# WORKING DATA start
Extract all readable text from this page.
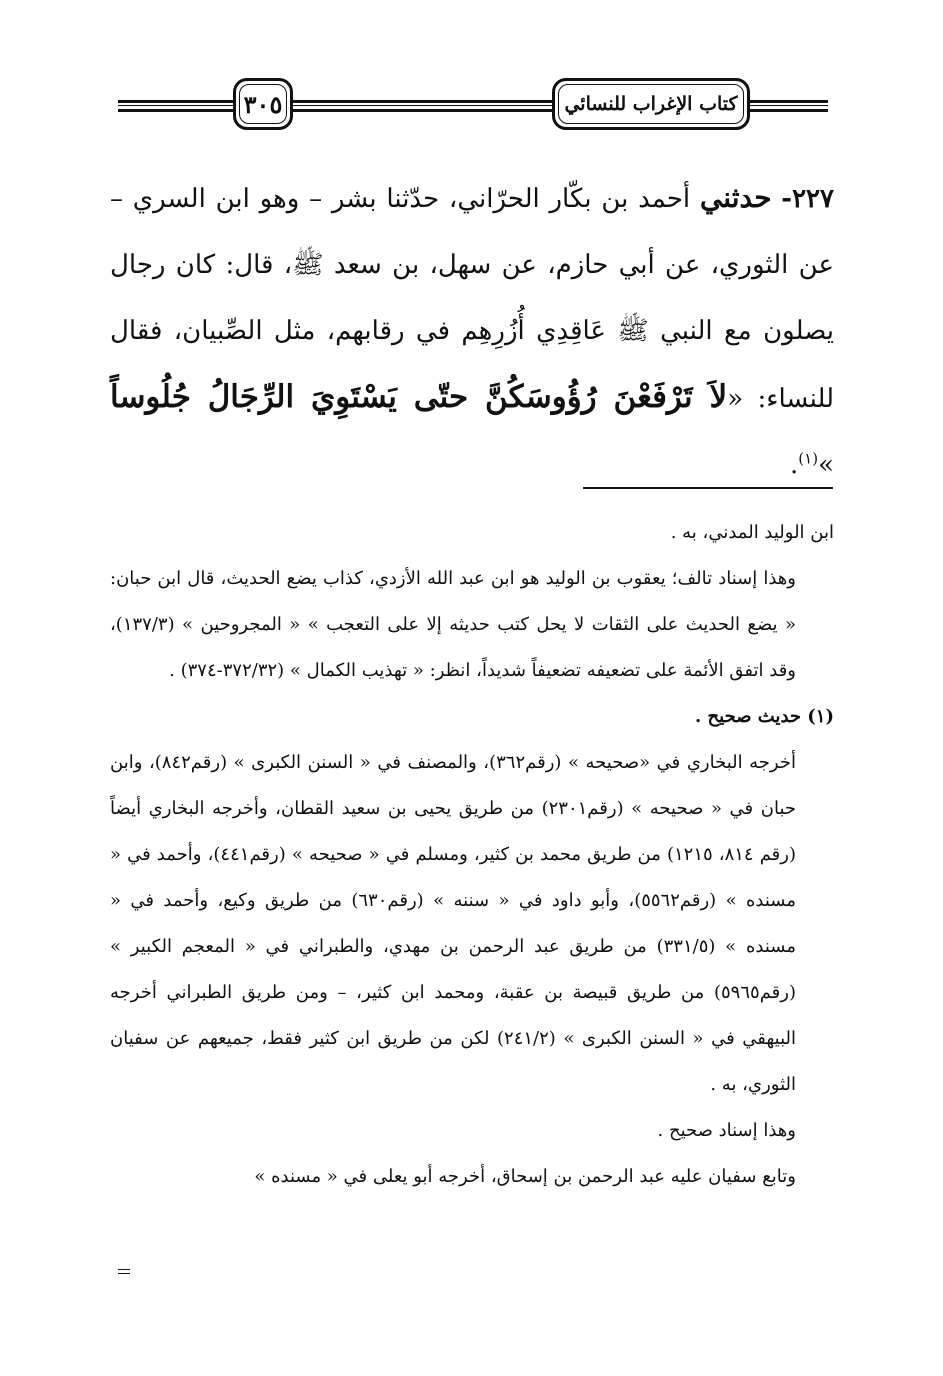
٣٠٥	كتاب الإغراب للنسائي
٢٢٧- حدثني أحمد بن بكّار الحرّاني، حدّثنا بشر – وهو ابن السري – عن الثوري، عن أبي حازم، عن سهل، بن سعد ﷺ، قال: كان رجال يصلون مع النبي ﷺ عَاقِدِي أُزُرِهِم في رقابهم، مثل الصِّبيان، فقال للنساء: «لاَ تَرْفَعْنَ رُؤُوسَكُنَّ حتّى يَسْتَوِيَ الرِّجَالُ جُلُوساً »$^{(١)}$.

ابن الوليد المدني، به .

وهذا إسناد تالف؛ يعقوب بن الوليد هو ابن عبد الله الأزدي، كذاب يضع الحديث، قال ابن حبان: « يضع الحديث على الثقات لا يحل كتب حديثه إلا على التعجب » « المجروحين » (١٣٧/٣)، وقد اتفق الأئمة على تضعيفه تضعيفاً شديداً، انظر: « تهذيب الكمال » (٣٧٢/٣٢-٣٧٤) .

(١) حديث صحيح .

أخرجه البخاري في «صحيحه » (رقم٣٦٢)، والمصنف في « السنن الكبرى » (رقم٨٤٢)، وابن حبان في « صحيحه » (رقم٢٣٠١) من طريق يحيى بن سعيد القطان، وأخرجه البخاري أيضاً (رقم ٨١٤، ١٢١٥) من طريق محمد بن كثير، ومسلم في « صحيحه » (رقم٤٤١)، وأحمد في « مسنده » (رقم٥٥٦٢)، وأبو داود في « سننه » (رقم٦٣٠) من طريق وكيع، وأحمد في « مسنده » (٣٣١/٥) من طريق عبد الرحمن بن مهدي، والطبراني في « المعجم الكبير » (رقم٥٩٦٥) من طريق قبيصة بن عقبة، ومحمد ابن كثير، – ومن طريق الطبراني أخرجه البيهقي في « السنن الكبرى » (٢٤١/٢) لكن من طريق ابن كثير فقط، جميعهم عن سفيان الثوري، به .

وهذا إسناد صحيح .

وتابع سفيان عليه عبد الرحمن بن إسحاق، أخرجه أبو يعلى في « مسنده »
# WORKING DATA end
| SET TASK |
What is the number of lines above that contain the string "إسناد"? Answer with the number alone.

| FINISHED EXERCISE |
2